What should fixed income investors should do now- Where should they invest?

Those investors looking for fixed income avenues can consider investing in small saving schemes as an option. These include:

  • National Savings Certificates (NSC)
  • Kisan Vikas Patra
  • Post Office Term deposits etc. 

At present, these schemes are earning more than FD rates offered by some of the big banks.

Further, if you are looking for a fixed income avenue, now is the right time to consider small savings schemes as interest rates on these products are due for review on March 31, 2020. There is a likelihood that interest rates on small savings schemes will be reduced given the current state of the economy. However, remember that most of the higher yield small saving schemes come with long lock-in periods.

Impact of the Rate Cut on Borrowers

The unexpected rate cut is likely to reduce equated monthly installments (EMIs) of borrowers, and also make it cheaper to take new loans.

[Page layout data]
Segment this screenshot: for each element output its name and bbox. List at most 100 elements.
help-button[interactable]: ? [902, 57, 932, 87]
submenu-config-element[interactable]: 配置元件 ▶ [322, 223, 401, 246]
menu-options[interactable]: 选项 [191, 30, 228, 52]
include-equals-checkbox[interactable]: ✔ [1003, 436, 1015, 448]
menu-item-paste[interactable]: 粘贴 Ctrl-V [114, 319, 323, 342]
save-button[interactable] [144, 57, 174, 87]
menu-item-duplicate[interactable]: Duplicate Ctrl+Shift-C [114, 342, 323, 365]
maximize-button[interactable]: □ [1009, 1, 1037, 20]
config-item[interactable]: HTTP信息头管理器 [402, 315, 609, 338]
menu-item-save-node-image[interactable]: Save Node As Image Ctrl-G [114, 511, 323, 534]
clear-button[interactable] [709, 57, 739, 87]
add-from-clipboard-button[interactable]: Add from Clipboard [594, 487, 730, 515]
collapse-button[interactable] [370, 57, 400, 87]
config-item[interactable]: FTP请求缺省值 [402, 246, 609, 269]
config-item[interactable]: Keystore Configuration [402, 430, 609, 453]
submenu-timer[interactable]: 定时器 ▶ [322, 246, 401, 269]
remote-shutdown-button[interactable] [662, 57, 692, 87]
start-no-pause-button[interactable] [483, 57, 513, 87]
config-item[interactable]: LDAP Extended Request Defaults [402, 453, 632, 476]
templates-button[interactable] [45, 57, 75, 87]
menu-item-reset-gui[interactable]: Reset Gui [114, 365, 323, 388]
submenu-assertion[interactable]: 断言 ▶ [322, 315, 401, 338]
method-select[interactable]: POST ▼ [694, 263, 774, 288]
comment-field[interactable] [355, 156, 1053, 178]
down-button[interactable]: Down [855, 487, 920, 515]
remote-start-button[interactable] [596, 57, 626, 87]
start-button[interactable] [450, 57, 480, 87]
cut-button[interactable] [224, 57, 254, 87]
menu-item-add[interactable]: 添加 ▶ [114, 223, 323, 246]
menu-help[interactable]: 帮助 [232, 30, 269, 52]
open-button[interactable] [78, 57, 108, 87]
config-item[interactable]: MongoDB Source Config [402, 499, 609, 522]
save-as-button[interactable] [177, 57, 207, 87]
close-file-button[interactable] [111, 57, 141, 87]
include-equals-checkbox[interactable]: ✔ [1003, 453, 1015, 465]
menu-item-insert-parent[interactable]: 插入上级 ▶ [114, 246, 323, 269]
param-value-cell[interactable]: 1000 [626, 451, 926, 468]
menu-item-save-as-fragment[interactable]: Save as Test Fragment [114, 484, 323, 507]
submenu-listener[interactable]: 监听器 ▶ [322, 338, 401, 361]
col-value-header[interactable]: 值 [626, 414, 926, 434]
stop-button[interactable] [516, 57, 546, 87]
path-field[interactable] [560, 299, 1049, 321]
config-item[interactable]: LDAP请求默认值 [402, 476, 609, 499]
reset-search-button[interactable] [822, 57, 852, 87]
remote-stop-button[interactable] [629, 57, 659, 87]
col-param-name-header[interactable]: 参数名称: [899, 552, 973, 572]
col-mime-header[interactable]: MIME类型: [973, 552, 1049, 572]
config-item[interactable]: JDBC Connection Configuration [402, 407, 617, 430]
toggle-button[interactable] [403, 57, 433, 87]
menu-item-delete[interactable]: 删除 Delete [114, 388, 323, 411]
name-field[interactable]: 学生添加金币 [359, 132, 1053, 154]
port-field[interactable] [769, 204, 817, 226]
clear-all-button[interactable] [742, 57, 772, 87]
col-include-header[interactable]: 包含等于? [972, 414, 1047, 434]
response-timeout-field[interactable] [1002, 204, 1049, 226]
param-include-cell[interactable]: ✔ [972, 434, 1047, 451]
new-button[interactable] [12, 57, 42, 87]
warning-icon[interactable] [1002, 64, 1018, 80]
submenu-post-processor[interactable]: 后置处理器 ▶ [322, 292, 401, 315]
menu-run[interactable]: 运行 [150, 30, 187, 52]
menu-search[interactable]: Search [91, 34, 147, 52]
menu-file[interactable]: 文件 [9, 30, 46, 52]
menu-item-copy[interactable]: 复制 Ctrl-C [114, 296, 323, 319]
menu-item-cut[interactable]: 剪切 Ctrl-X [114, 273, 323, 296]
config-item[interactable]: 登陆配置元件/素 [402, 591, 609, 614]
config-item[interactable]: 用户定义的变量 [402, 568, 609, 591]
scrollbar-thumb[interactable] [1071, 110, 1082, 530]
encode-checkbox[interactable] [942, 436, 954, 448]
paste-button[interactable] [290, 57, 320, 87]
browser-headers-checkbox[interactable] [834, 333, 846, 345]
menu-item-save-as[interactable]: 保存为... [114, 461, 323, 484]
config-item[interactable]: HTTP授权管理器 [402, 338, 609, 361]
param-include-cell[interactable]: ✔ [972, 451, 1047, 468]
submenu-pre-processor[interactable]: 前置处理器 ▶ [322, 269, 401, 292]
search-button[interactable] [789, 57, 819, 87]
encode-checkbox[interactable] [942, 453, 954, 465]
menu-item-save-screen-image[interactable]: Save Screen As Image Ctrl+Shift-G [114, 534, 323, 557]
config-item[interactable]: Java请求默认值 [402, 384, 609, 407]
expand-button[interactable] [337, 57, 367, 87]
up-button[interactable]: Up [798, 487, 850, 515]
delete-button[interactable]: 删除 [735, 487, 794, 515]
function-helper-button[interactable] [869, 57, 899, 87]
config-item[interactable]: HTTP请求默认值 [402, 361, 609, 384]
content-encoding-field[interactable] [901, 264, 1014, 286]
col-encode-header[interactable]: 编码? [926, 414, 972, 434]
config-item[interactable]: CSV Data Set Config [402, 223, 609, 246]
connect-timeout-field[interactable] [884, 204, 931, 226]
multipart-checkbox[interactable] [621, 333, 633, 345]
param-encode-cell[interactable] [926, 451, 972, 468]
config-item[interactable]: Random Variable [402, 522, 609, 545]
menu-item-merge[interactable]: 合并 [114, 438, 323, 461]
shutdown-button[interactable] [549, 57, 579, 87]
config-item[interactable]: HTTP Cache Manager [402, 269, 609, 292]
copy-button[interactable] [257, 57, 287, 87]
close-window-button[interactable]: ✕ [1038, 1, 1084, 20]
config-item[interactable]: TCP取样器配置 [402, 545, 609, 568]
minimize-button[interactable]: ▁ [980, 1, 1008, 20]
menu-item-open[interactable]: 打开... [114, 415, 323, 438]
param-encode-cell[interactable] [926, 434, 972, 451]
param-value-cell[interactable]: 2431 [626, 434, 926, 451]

What to do
[1] In the passage on fixed income investing, on what date are interest rates on small savings schemes due for review?
[2] Continue the passage on fixed income investing and the rate cut, picking up after its final sentence.

Results in order
[1] March 31, 2020.

[2]
Existing Borrowers

  • With Loans Linked to External Benchmark

Borrowers whose loans are linked with an external benchmark.i.e.,the  repo rate, treasury-bills, etc as mandated by the RBI can expect to see their EMIs coming down in the next three months. This is because as per RBI’s circular on linking of loan interest rates to an external benchmark dated September 4, 2019, the rates have to be reviewed and reset by banks at least once every three months. 

Therefore, today’s rate cut will lower a borrower’s EMI outgo in the next three months. This is the second time RBI has cut the repo rate after the new lending rate regime came into effect from October 1, 2019.

  • With Loans Linked to MCLR

Talking about personal loans, they are usually linked with MCLR, and SBI being a pioneer in this regard has changed the rates immediately. And, offers personal loans-linked with 2-year MCLR. 

Here’s an example of how your personal loan is likely to be impacted under the new MCLR regime.

ParticularsPrevious ScenarioCurrent Scenario
Previous Interest Rates10.45% per annum10.35% per annum
Loan Amount20 Lakh20 Lakh
Tenure5 Years5 Years
Previous EMI42,938
New EMI42,839
Yearly EMI SavingsRs.1,188 (99×12)

However, borrowers whose loans are linked to the marginal cost-based lending rate (MCLR) will benefit only when their bank reduces loan rates. This is because MCLR is dependent on not just external factors such as rate cut but also on the internal factors of the bank. Further, the reduction in MCLR will translate into lower EMIs only when the reset date of your home loan arrives. Recently, SBI reduced the MCLR by up to 15 bps, which now stands at 7.95% from 8.05% with effect from March 10, 2020.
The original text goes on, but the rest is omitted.